What needs to be done:
Report each line of the data that includes the word "Ellipsoidal".

Material for the task:
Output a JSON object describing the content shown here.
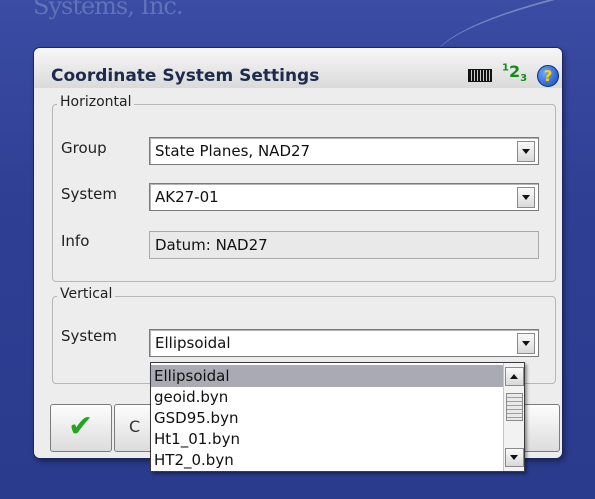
{
  "background": {
    "brand_text": "Systems, Inc."
  },
  "dialog": {
    "title": "Coordinate System Settings",
    "icons": {
      "keyboard": "keyboard-icon",
      "numeric": "numeric-input-icon",
      "help": "help-icon"
    },
    "numeric_label": {
      "a": "1",
      "b": "2",
      "c": "3"
    },
    "help_glyph": "?"
  },
  "horizontal": {
    "legend": "Horizontal",
    "group_label": "Group",
    "group_value": "State Planes, NAD27",
    "system_label": "System",
    "system_value": "AK27-01",
    "info_label": "Info",
    "info_value": "Datum: NAD27"
  },
  "vertical": {
    "legend": "Vertical",
    "system_label": "System",
    "system_value": "Ellipsoidal",
    "options": [
      "Ellipsoidal",
      "geoid.byn",
      "GSD95.byn",
      "Ht1_01.byn",
      "HT2_0.byn"
    ],
    "selected_index": 0
  },
  "buttons": {
    "ok_icon": "checkmark-icon",
    "cancel_partial": "C"
  },
  "colors": {
    "accent_green": "#23a51f",
    "title_color": "#1d2a4c",
    "selection_bg": "#a9aab3"
  }
}
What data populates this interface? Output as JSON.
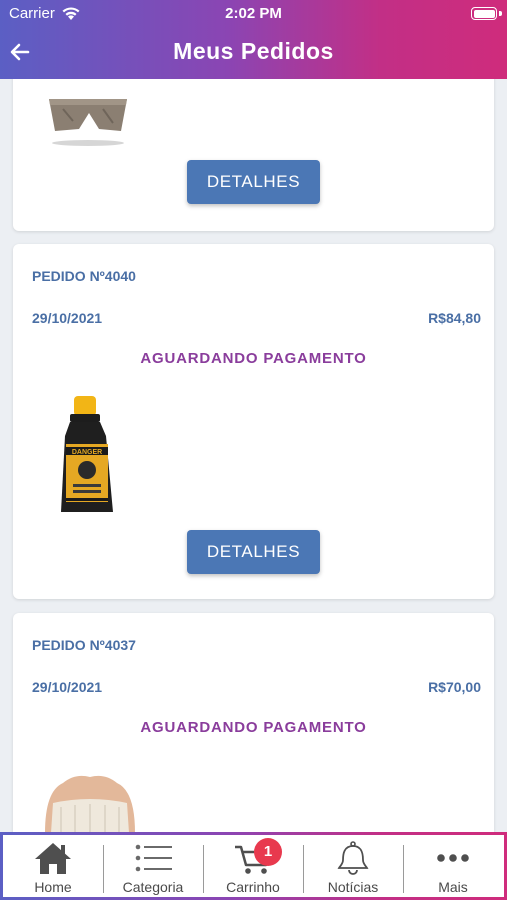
{
  "status_bar": {
    "carrier": "Carrier",
    "time": "2:02 PM"
  },
  "header": {
    "title": "Meus Pedidos"
  },
  "orders_actions": {
    "details_label": "DETALHES"
  },
  "orders": [
    {
      "number": "PEDIDO Nº4040",
      "date": "29/10/2021",
      "total": "R$84,80",
      "status": "AGUARDANDO PAGAMENTO",
      "product_label": "DANGER"
    },
    {
      "number": "PEDIDO Nº4037",
      "date": "29/10/2021",
      "total": "R$70,00",
      "status": "AGUARDANDO PAGAMENTO"
    }
  ],
  "tab_bar": {
    "items": [
      {
        "label": "Home",
        "icon": "home-icon"
      },
      {
        "label": "Categoria",
        "icon": "list-icon"
      },
      {
        "label": "Carrinho",
        "icon": "cart-icon",
        "badge": "1"
      },
      {
        "label": "Notícias",
        "icon": "bell-icon"
      },
      {
        "label": "Mais",
        "icon": "more-icon"
      }
    ]
  },
  "colors": {
    "accent": "#4b77b5",
    "status": "#8a3d9c",
    "badge": "#e8394e",
    "header_start": "#5b5fc4",
    "header_end": "#cf2c7c"
  }
}
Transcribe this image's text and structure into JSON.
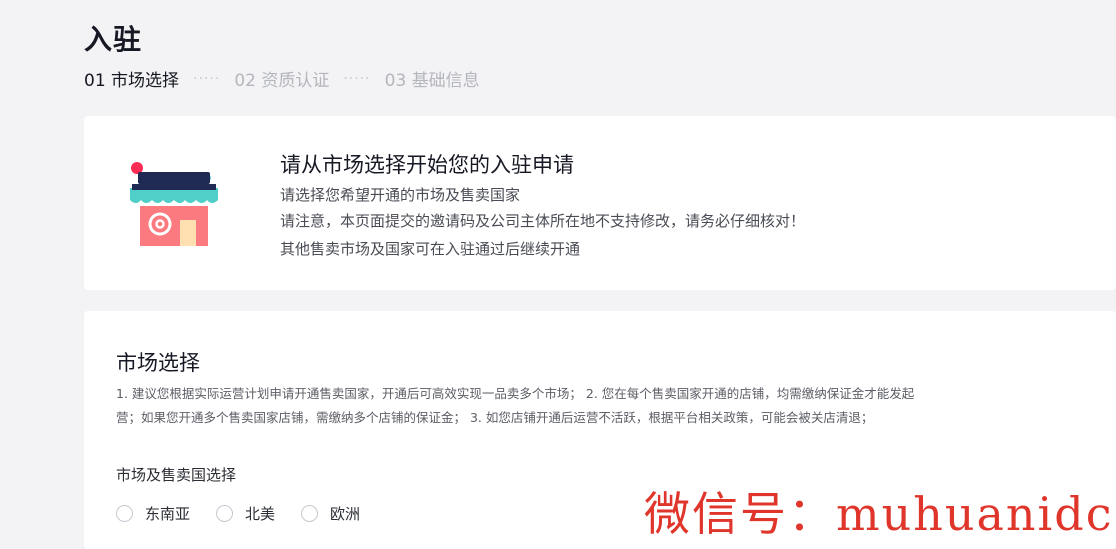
{
  "page": {
    "title": "入驻"
  },
  "steps": [
    {
      "label": "01 市场选择",
      "active": true
    },
    {
      "label": "02 资质认证",
      "active": false
    },
    {
      "label": "03 基础信息",
      "active": false
    }
  ],
  "step_separator": "·····",
  "intro": {
    "title": "请从市场选择开始您的入驻申请",
    "lines": [
      "请选择您希望开通的市场及售卖国家",
      "请注意，本页面提交的邀请码及公司主体所在地不支持修改，请务必仔细核对！",
      "其他售卖市场及国家可在入驻通过后继续开通"
    ]
  },
  "market_section": {
    "title": "市场选择",
    "description_lines": [
      "1. 建议您根据实际运营计划申请开通售卖国家，开通后可高效实现一品卖多个市场； 2. 您在每个售卖国家开通的店铺，均需缴纳保证金才能发起",
      "营；如果您开通多个售卖国家店铺，需缴纳多个店铺的保证金； 3. 如您店铺开通后运营不活跃，根据平台相关政策，可能会被关店清退；"
    ],
    "group_label": "市场及售卖国选择",
    "options": [
      "东南亚",
      "北美",
      "欧洲"
    ]
  },
  "watermark": "微信号：muhuanidc",
  "colors": {
    "accent": "#fe2c55",
    "watermark": "#e0352b",
    "shop_awning": "#4fcfc8",
    "shop_body": "#fb7a7f"
  }
}
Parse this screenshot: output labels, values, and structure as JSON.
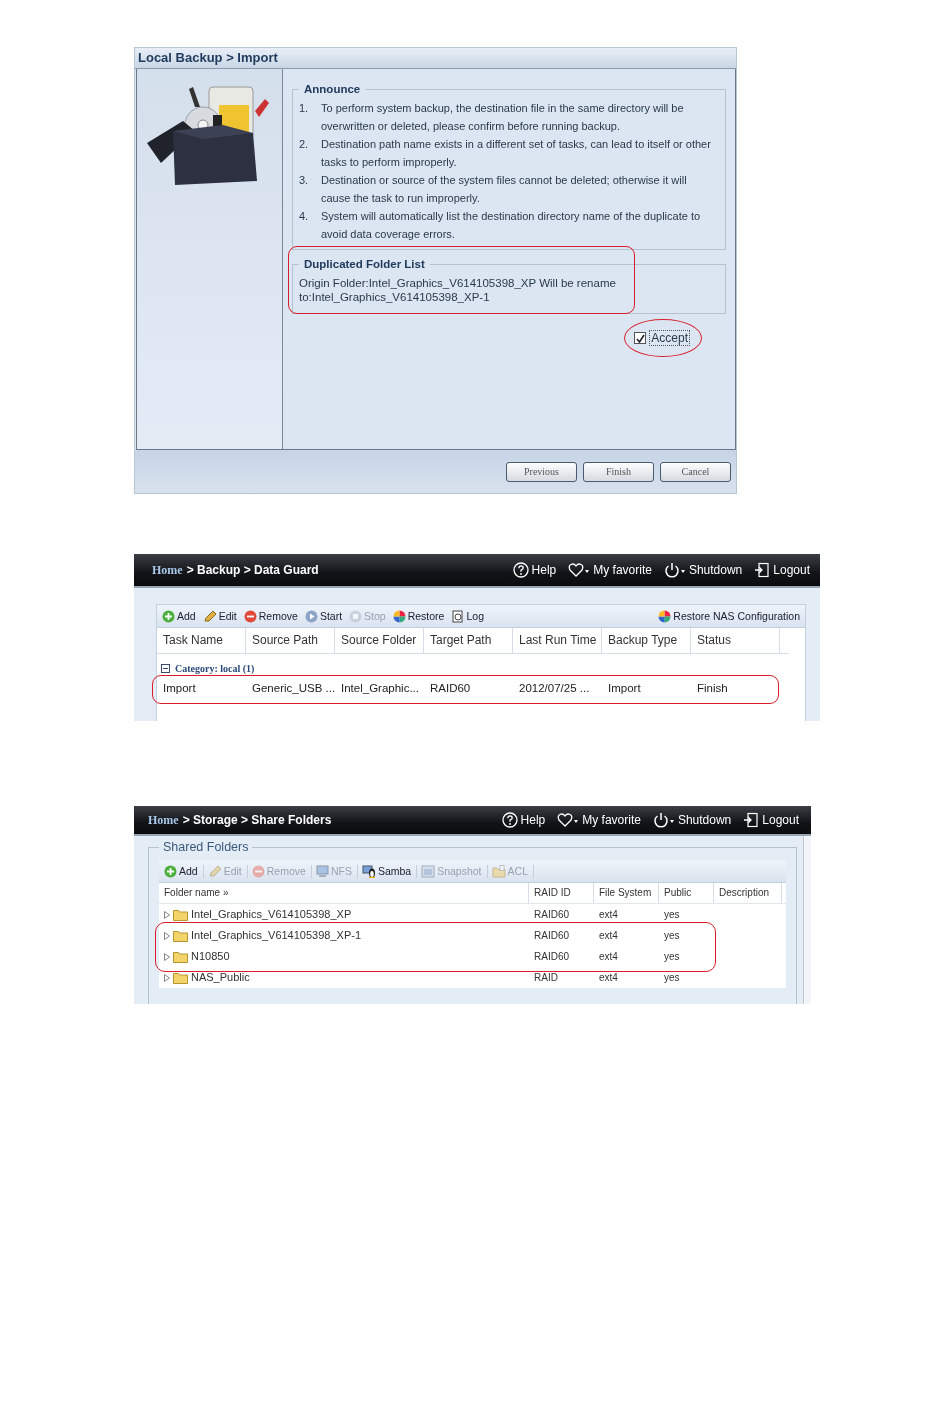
{
  "import_dialog": {
    "breadcrumb": "Local Backup > Import",
    "announce": {
      "legend": "Announce",
      "items": [
        {
          "number": "1.",
          "text": "To perform system backup, the destination file in the same directory will be overwritten or deleted, please confirm before running backup."
        },
        {
          "number": "2.",
          "text": "Destination path name exists in a different set of tasks, can lead to itself or other tasks to perform improperly."
        },
        {
          "number": "3.",
          "text": "Destination or source of the system files cannot be deleted; otherwise it will cause the task to run improperly."
        },
        {
          "number": "4.",
          "text": "System will automatically list the destination directory name of the duplicate to avoid data coverage errors."
        }
      ]
    },
    "duplicated": {
      "legend": "Duplicated Folder List",
      "text": "Origin Folder:Intel_Graphics_V614105398_XP Will be rename to:Intel_Graphics_V614105398_XP-1",
      "highlighted": true
    },
    "accept": {
      "label": "Accept",
      "checked": true,
      "highlighted": true
    },
    "buttons": [
      "Previous",
      "Finish",
      "Cancel"
    ]
  },
  "data_guard": {
    "breadcrumb": {
      "home": "Home",
      "path": "> Backup > Data Guard"
    },
    "top_actions": [
      {
        "kind": "help",
        "label": "Help"
      },
      {
        "kind": "favorite",
        "label": "My favorite"
      },
      {
        "kind": "power",
        "label": "Shutdown"
      },
      {
        "kind": "logout",
        "label": "Logout"
      }
    ],
    "toolbar": [
      {
        "kind": "add",
        "label": "Add",
        "disabled": false
      },
      {
        "kind": "edit",
        "label": "Edit",
        "disabled": false
      },
      {
        "kind": "remove",
        "label": "Remove",
        "disabled": false
      },
      {
        "kind": "start",
        "label": "Start",
        "disabled": false
      },
      {
        "kind": "stop",
        "label": "Stop",
        "disabled": true
      },
      {
        "kind": "restore",
        "label": "Restore",
        "disabled": false
      },
      {
        "kind": "log",
        "label": "Log",
        "disabled": false
      }
    ],
    "right_action": {
      "kind": "restore",
      "label": "Restore NAS Configuration"
    },
    "columns": [
      "Task Name",
      "Source Path",
      "Source Folder",
      "Target Path",
      "Last Run Time",
      "Backup Type",
      "Status"
    ],
    "category": "Category: local (1)",
    "rows": [
      {
        "cells": [
          "Import",
          "Generic_USB ...",
          "Intel_Graphic...",
          "RAID60",
          "2012/07/25 ...",
          "Import",
          "Finish"
        ],
        "highlighted": true
      }
    ]
  },
  "share_folders": {
    "breadcrumb": {
      "home": "Home",
      "path": "> Storage > Share Folders"
    },
    "top_actions": [
      {
        "kind": "help",
        "label": "Help"
      },
      {
        "kind": "favorite",
        "label": "My favorite"
      },
      {
        "kind": "power",
        "label": "Shutdown"
      },
      {
        "kind": "logout",
        "label": "Logout"
      }
    ],
    "legend": "Shared Folders",
    "toolbar": [
      {
        "kind": "add",
        "label": "Add",
        "disabled": false
      },
      {
        "kind": "edit",
        "label": "Edit",
        "disabled": true
      },
      {
        "kind": "remove",
        "label": "Remove",
        "disabled": true
      },
      {
        "kind": "nfs",
        "label": "NFS",
        "disabled": true
      },
      {
        "kind": "samba",
        "label": "Samba",
        "disabled": false
      },
      {
        "kind": "snapshot",
        "label": "Snapshot",
        "disabled": true
      },
      {
        "kind": "acl",
        "label": "ACL",
        "disabled": true
      }
    ],
    "columns": [
      "Folder name »",
      "RAID ID",
      "File System",
      "Public",
      "Description"
    ],
    "rows": [
      {
        "name": "Intel_Graphics_V614105398_XP",
        "raid_id": "RAID60",
        "file_system": "ext4",
        "public": "yes",
        "highlighted": false
      },
      {
        "name": "Intel_Graphics_V614105398_XP-1",
        "raid_id": "RAID60",
        "file_system": "ext4",
        "public": "yes",
        "highlighted": true
      },
      {
        "name": "N10850",
        "raid_id": "RAID60",
        "file_system": "ext4",
        "public": "yes",
        "highlighted": true
      },
      {
        "name": "NAS_Public",
        "raid_id": "RAID",
        "file_system": "ext4",
        "public": "yes",
        "highlighted": false
      }
    ]
  }
}
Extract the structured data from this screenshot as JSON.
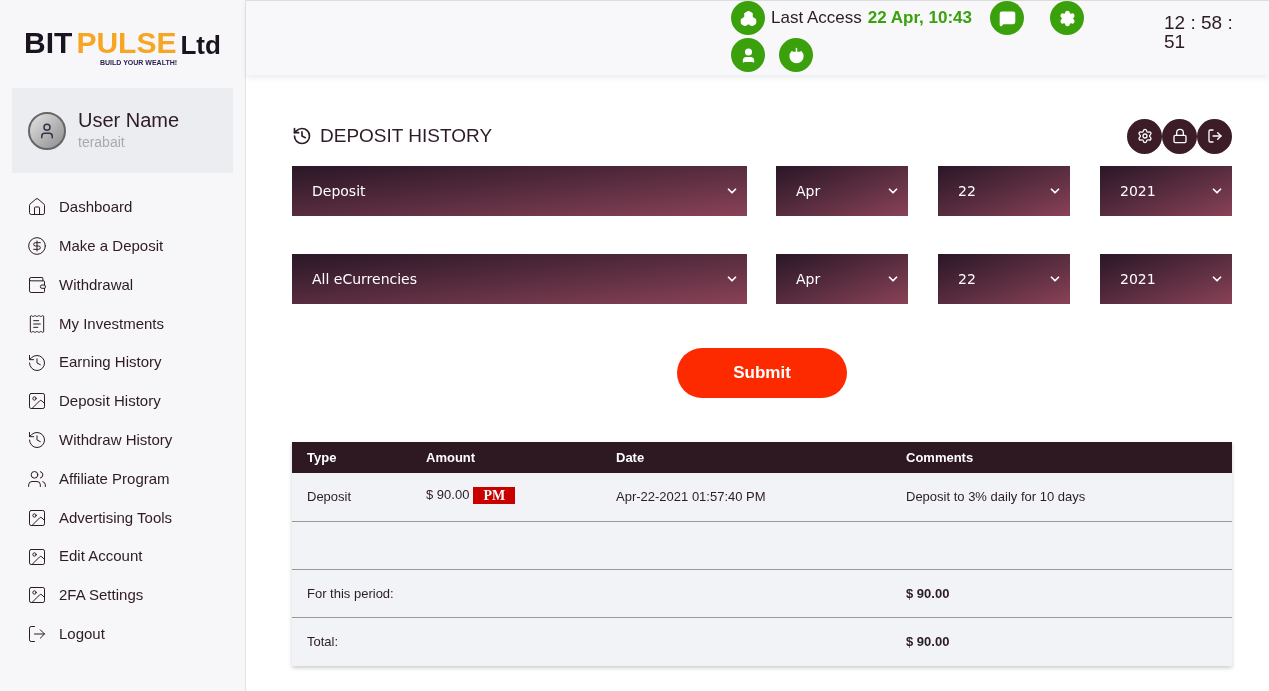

Written solution:
    "system_value": "Ellipsoidal",
      "Ellipsoidal",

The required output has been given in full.